### TASK TO CARRY OUT
Return the lines that run from the line containing "Extract all readable text from this page." through the end of the entries, both ends included. Leave out all pictures.

### TASK INPUTS
□ □ □
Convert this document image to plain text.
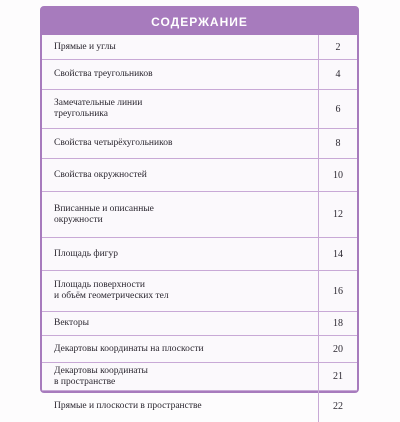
СОДЕРЖАНИЕ
Прямые и углы	2
Свойства треугольников	4
Замечательные линии
треугольника	6
Свойства четырёхугольников	8
Свойства окружностей	10
Вписанные и описанные
окружности	12
Площадь фигур	14
Площадь поверхности
и объём геометрических тел	16
Векторы	18
Декартовы координаты на плоскости	20
Декартовы координаты
в пространстве	21
Прямые и плоскости в пространстве	22
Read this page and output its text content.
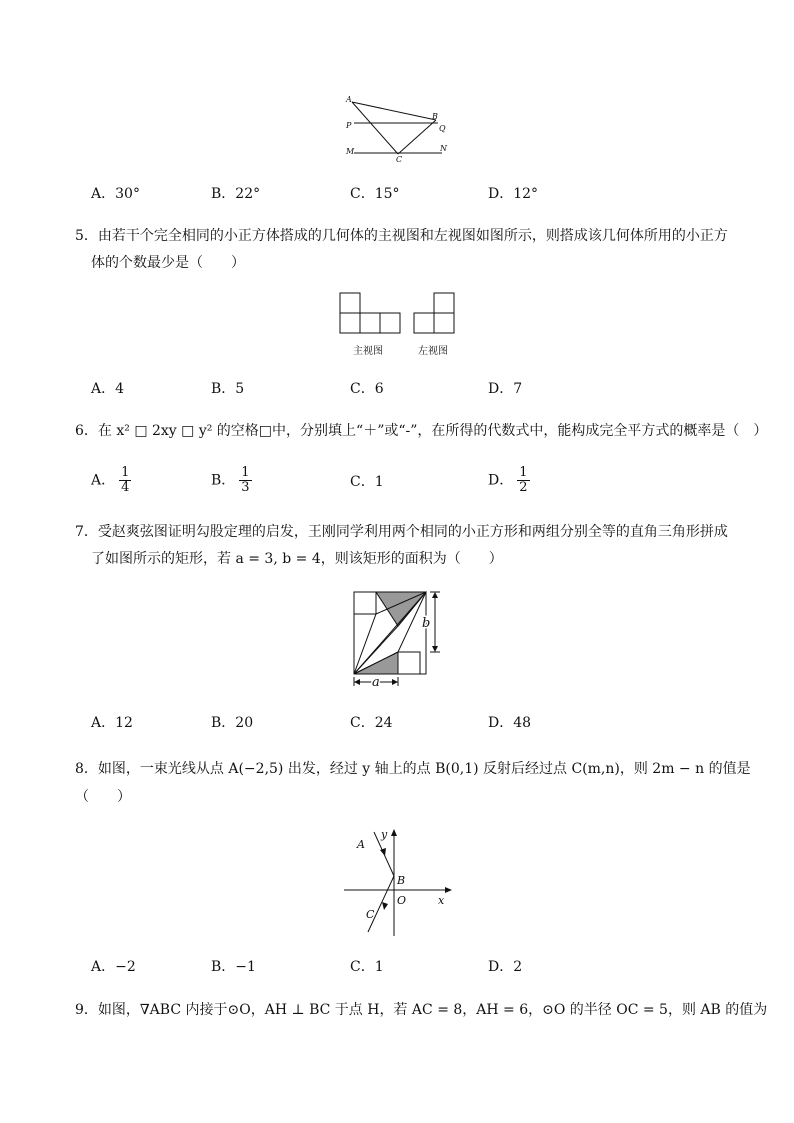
A
B
P	Q
M	N
C
A．30°	B．22°	C．15°	D．12°
5．由若干个完全相同的小正方体搭成的几何体的主视图和左视图如图所示，则搭成该几何体所用的小正方
体的个数最少是（　　）
主视图	左视图
A．4	B．5	C．6	D．7
6．在 x² □ 2xy □ y² 的空格□中，分别填上“＋”或“-”，在所得的代数式中，能构成完全平方式的概率是（　）
A． $\frac{1}{4}$	B． $\frac{1}{3}$	C．1	D． $\frac{1}{2}$
7．受赵爽弦图证明勾股定理的启发，王刚同学利用两个相同的小正方形和两组分别全等的直角三角形拼成
了如图所示的矩形，若 a = 3, b = 4，则该矩形的面积为（　　）
b
a
A．12	B．20	C．24	D．48
8．如图，一束光线从点 A(−2,5) 出发，经过 y 轴上的点 B(0,1) 反射后经过点 C(m,n)，则 2m − n 的值是
（　　）
A
B
O
C
x
y
A．−2	B．−1	C．1	D．2
9．如图，∇ABC 内接于⊙O，AH ⊥ BC 于点 H，若 AC = 8，AH = 6，⊙O 的半径 OC = 5，则 AB 的值为
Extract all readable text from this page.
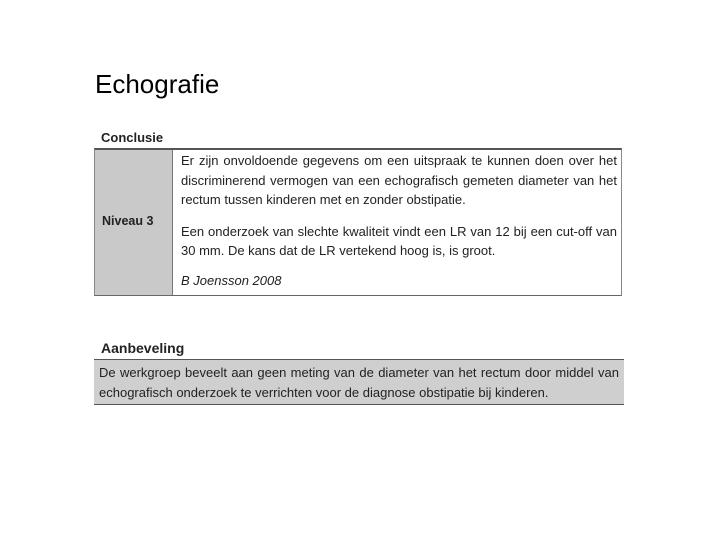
Echografie
Conclusie
Niveau 3

Er zijn onvoldoende gegevens om een uitspraak te kunnen doen over het discriminerend vermogen van een echografisch gemeten diameter van het rectum tussen kinderen met en zonder obstipatie.

Een onderzoek van slechte kwaliteit vindt een LR van 12 bij een cut-off van 30 mm. De kans dat de LR vertekend hoog is, is groot.

B Joensson 2008

Aanbeveling
De werkgroep beveelt aan geen meting van de diameter van het rectum door middel van echografisch onderzoek te verrichten voor de diagnose obstipatie bij kinderen.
□ □ □
### RESPONSE BELOW
Extract all readable text from this page.
Echografie
Conclusie
Niveau 3

Er zijn onvoldoende gegevens om een uitspraak te kunnen doen over het discriminerend vermogen van een echografisch gemeten diameter van het rectum tussen kinderen met en zonder obstipatie.

Een onderzoek van slechte kwaliteit vindt een LR van 12 bij een cut-off van 30 mm. De kans dat de LR vertekend hoog is, is groot.

B Joensson 2008

Aanbeveling
De werkgroep beveelt aan geen meting van de diameter van het rectum door middel van echografisch onderzoek te verrichten voor de diagnose obstipatie bij kinderen.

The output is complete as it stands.